• [What is expected]:
Return all lines from the listing below in which the string "icon" occurs.

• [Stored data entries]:
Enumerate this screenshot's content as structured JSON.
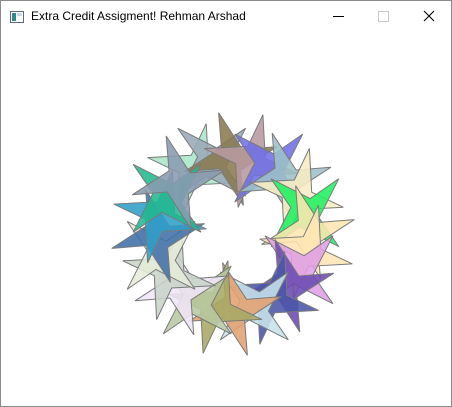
{
  "window": {
    "title": "Extra Credit Assigment! Rehman Arshad",
    "app_icon": "window-app-icon",
    "controls": {
      "minimize": "minimize-icon",
      "maximize": "maximize-icon",
      "close": "close-icon"
    }
  },
  "drawing": {
    "shape": "four-point-star",
    "count": 24,
    "colors": [
      "#a8e6c7",
      "#9aa8b8",
      "#8a7a4e",
      "#b79aa0",
      "#6f6fe6",
      "#9dc0c8",
      "#f7ecc4",
      "#1ff060",
      "#fde6b0",
      "#ffe5b4",
      "#e09ee6",
      "#6a4ab0",
      "#4a55a8",
      "#c7e4ea",
      "#e4a070",
      "#a6a864",
      "#b8c8a0",
      "#efe6f7",
      "#c8d4c8",
      "#e6ecd8",
      "#4070a8",
      "#2f9ec8",
      "#22b890",
      "#8a9ab0"
    ],
    "outline_color": "#7a7a7a"
  }
}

• [Full response]:
    "app_icon": "window-app-icon",
      "minimize": "minimize-icon",
      "maximize": "maximize-icon",
      "close": "close-icon"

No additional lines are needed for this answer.